● **SET PROBLEM**
Retype every entry below line for line, with no changes, but leave out the pictures.

[Rows from a dataset]
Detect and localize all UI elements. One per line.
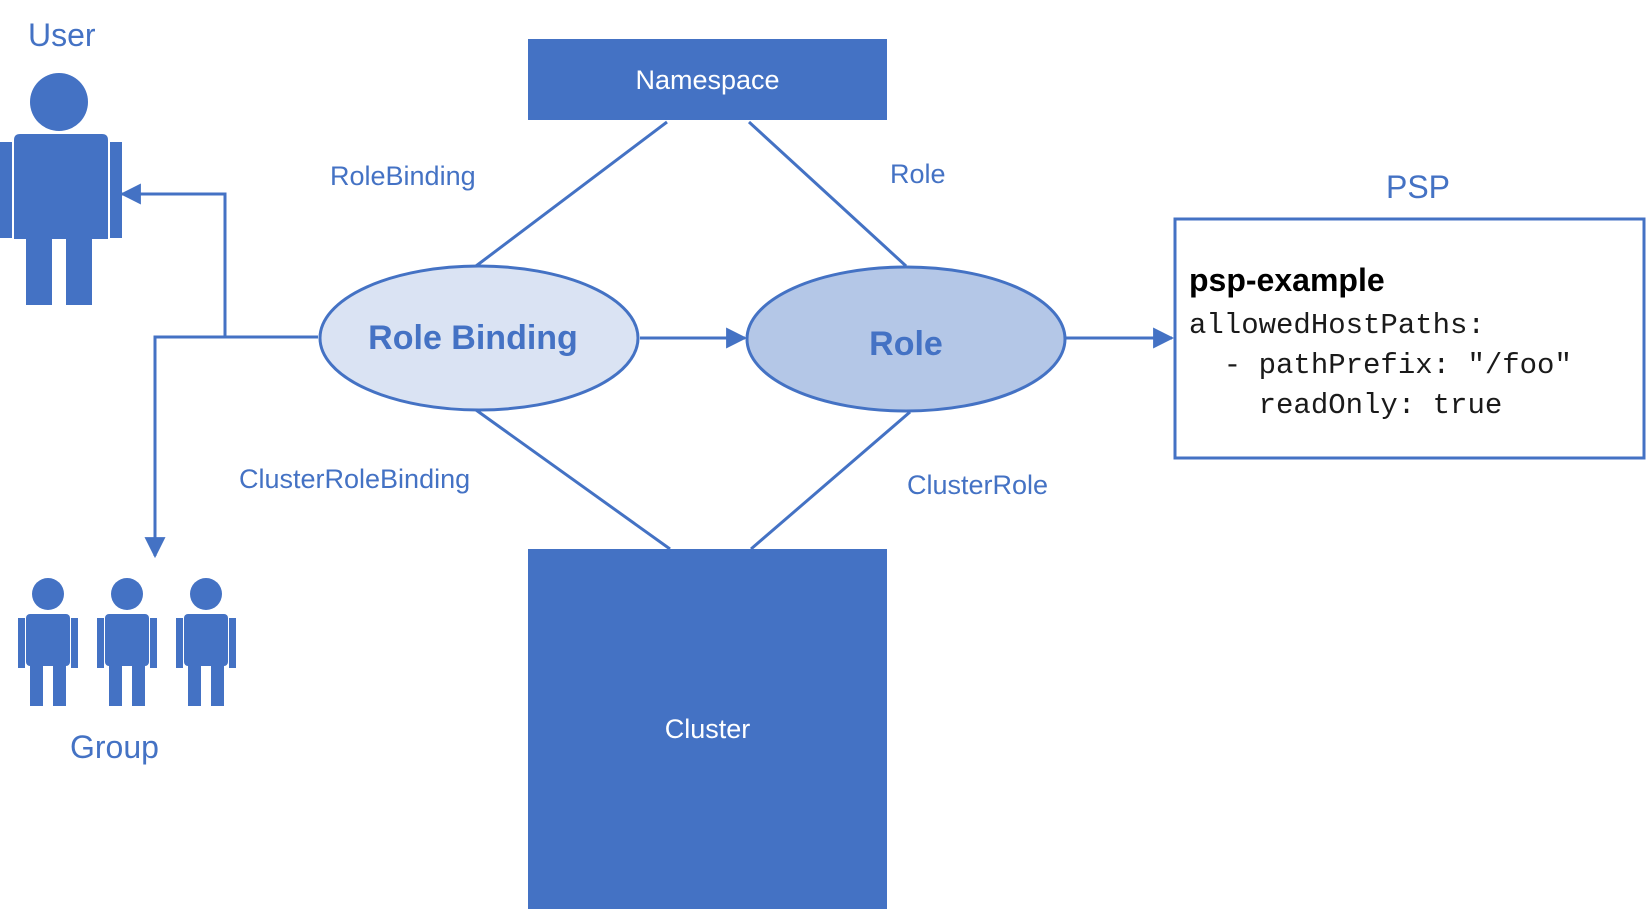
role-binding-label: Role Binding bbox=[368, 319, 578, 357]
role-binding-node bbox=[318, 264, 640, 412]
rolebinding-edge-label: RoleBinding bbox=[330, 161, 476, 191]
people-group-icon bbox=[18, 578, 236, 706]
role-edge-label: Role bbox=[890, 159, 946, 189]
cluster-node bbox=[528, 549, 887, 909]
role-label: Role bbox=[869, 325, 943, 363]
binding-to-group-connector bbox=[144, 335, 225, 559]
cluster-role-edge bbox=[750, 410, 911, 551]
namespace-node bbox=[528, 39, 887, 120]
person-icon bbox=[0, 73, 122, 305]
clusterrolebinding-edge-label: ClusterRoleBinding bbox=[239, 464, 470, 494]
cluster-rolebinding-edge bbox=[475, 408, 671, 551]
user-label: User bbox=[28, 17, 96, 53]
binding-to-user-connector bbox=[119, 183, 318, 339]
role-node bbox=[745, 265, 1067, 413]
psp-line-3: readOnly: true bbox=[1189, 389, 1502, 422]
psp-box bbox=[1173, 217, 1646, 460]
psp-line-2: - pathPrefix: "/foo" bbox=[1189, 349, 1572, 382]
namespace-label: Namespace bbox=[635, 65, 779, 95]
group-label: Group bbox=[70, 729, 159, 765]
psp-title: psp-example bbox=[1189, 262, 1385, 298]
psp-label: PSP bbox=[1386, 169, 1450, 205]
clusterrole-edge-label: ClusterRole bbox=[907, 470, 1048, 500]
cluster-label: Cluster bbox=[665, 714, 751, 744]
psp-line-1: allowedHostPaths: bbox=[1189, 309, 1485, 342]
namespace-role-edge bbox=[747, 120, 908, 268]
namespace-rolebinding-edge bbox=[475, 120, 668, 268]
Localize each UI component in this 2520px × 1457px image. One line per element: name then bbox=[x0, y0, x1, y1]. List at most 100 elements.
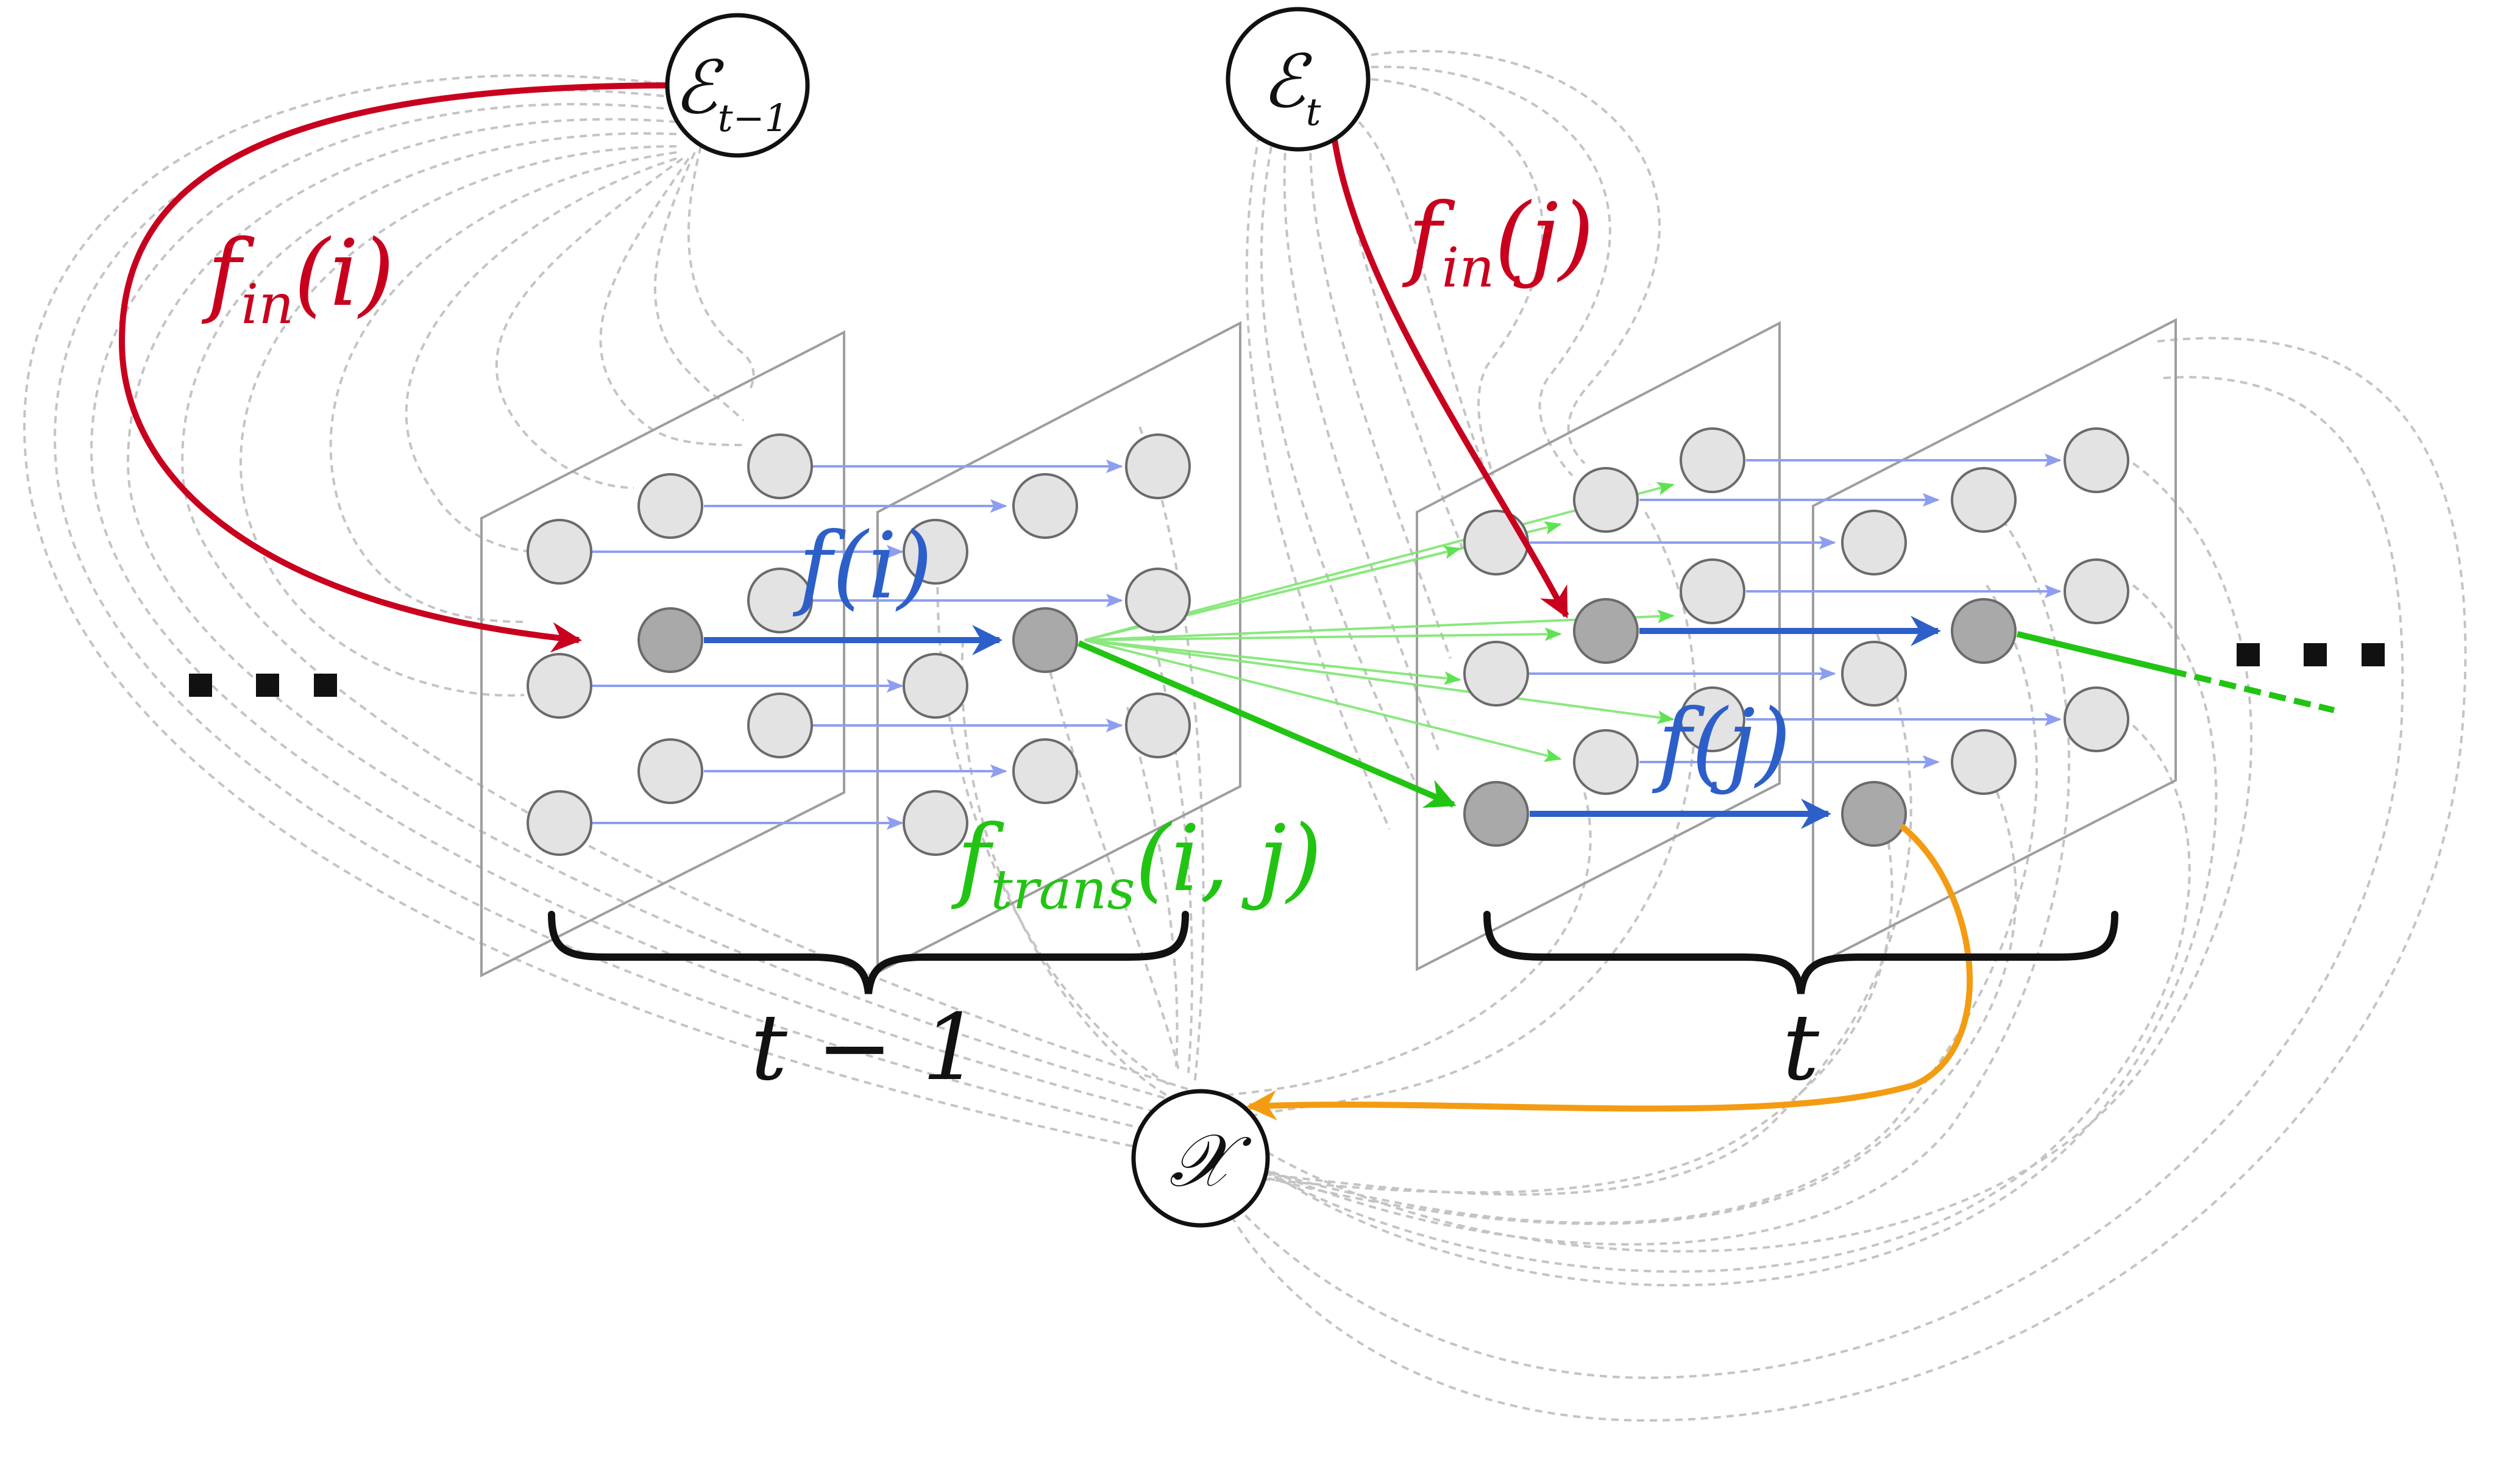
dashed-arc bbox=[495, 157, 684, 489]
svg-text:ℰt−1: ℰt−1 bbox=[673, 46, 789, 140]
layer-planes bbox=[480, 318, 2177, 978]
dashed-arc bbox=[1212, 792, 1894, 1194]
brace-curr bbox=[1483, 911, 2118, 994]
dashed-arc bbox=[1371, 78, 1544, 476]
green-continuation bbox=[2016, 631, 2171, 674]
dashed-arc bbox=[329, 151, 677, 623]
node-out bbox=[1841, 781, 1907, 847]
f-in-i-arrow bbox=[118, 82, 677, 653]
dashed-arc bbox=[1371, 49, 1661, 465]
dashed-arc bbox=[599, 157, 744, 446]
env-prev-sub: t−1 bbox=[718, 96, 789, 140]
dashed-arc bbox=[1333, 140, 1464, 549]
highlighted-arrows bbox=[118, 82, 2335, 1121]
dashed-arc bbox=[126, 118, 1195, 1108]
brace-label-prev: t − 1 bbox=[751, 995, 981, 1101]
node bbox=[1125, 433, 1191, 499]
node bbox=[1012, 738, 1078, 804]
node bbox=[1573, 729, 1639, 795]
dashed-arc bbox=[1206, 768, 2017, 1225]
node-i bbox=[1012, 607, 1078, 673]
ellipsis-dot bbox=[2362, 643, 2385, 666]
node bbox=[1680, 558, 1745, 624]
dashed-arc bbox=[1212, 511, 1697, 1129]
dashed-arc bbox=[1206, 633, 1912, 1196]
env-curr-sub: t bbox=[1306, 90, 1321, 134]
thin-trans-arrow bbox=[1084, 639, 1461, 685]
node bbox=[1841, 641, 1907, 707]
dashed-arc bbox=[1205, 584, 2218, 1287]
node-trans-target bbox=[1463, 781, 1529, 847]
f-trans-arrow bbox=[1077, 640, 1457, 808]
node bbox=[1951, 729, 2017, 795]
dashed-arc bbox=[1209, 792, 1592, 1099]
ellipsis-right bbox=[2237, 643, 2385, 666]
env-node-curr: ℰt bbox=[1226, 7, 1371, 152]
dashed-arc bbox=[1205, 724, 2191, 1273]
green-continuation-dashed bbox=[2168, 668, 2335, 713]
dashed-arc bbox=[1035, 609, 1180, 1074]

● **RESULT OF THIS TASK**
Detect and localize all UI elements. One per line.
role-binding-label: Role Binding bbox=[368, 319, 578, 357]
role-binding-node bbox=[318, 264, 640, 412]
rolebinding-edge-label: RoleBinding bbox=[330, 161, 476, 191]
people-group-icon bbox=[18, 578, 236, 706]
role-edge-label: Role bbox=[890, 159, 946, 189]
cluster-node bbox=[528, 549, 887, 909]
role-label: Role bbox=[869, 325, 943, 363]
binding-to-group-connector bbox=[144, 335, 225, 559]
cluster-role-edge bbox=[750, 410, 911, 551]
namespace-node bbox=[528, 39, 887, 120]
person-icon bbox=[0, 73, 122, 305]
clusterrolebinding-edge-label: ClusterRoleBinding bbox=[239, 464, 470, 494]
cluster-rolebinding-edge bbox=[475, 408, 671, 551]
user-label: User bbox=[28, 17, 96, 53]
binding-to-user-connector bbox=[119, 183, 318, 339]
role-node bbox=[745, 265, 1067, 413]
psp-line-3: readOnly: true bbox=[1189, 389, 1502, 422]
psp-box bbox=[1173, 217, 1646, 460]
psp-line-2: - pathPrefix: "/foo" bbox=[1189, 349, 1572, 382]
namespace-label: Namespace bbox=[635, 65, 779, 95]
group-label: Group bbox=[70, 729, 159, 765]
psp-title: psp-example bbox=[1189, 262, 1385, 298]
psp-label: PSP bbox=[1386, 169, 1450, 205]
clusterrole-edge-label: ClusterRole bbox=[907, 470, 1048, 500]
cluster-label: Cluster bbox=[665, 714, 751, 744]
psp-line-1: allowedHostPaths: bbox=[1189, 309, 1485, 342]
namespace-role-edge bbox=[747, 120, 908, 268]
namespace-rolebinding-edge bbox=[475, 120, 668, 268]
Localize each UI component in this 2520px × 1457px image. One line per element: name then bbox=[x0, y0, x1, y1]. List at most 100 elements.
dashed-arc bbox=[495, 157, 684, 489]
svg-text:ℰt−1: ℰt−1 bbox=[673, 46, 789, 140]
layer-planes bbox=[480, 318, 2177, 978]
dashed-arc bbox=[1212, 792, 1894, 1194]
brace-curr bbox=[1483, 911, 2118, 994]
dashed-arc bbox=[1371, 78, 1544, 476]
green-continuation bbox=[2016, 631, 2171, 674]
dashed-arc bbox=[329, 151, 677, 623]
node-out bbox=[1841, 781, 1907, 847]
f-in-i-arrow bbox=[118, 82, 677, 653]
dashed-arc bbox=[1371, 49, 1661, 465]
dashed-arc bbox=[599, 157, 744, 446]
env-prev-sub: t−1 bbox=[718, 96, 789, 140]
dashed-arc bbox=[1333, 140, 1464, 549]
highlighted-arrows bbox=[118, 82, 2335, 1121]
dashed-arc bbox=[126, 118, 1195, 1108]
brace-label-prev: t − 1 bbox=[751, 995, 981, 1101]
node bbox=[1125, 433, 1191, 499]
node bbox=[1012, 738, 1078, 804]
node bbox=[1573, 729, 1639, 795]
dashed-arc bbox=[1206, 768, 2017, 1225]
node-i bbox=[1012, 607, 1078, 673]
ellipsis-dot bbox=[2362, 643, 2385, 666]
node bbox=[1680, 558, 1745, 624]
dashed-arc bbox=[1212, 511, 1697, 1129]
dashed-arc bbox=[1206, 633, 1912, 1196]
env-curr-sub: t bbox=[1306, 90, 1321, 134]
thin-trans-arrow bbox=[1084, 639, 1461, 685]
node bbox=[1841, 641, 1907, 707]
dashed-arc bbox=[1205, 584, 2218, 1287]
node-trans-target bbox=[1463, 781, 1529, 847]
f-trans-arrow bbox=[1077, 640, 1457, 808]
node bbox=[1951, 729, 2017, 795]
dashed-arc bbox=[1209, 792, 1592, 1099]
ellipsis-right bbox=[2237, 643, 2385, 666]
env-node-curr: ℰt bbox=[1226, 7, 1371, 152]
dashed-arc bbox=[1205, 724, 2191, 1273]
green-continuation-dashed bbox=[2168, 668, 2335, 713]
dashed-arc bbox=[1035, 609, 1180, 1074]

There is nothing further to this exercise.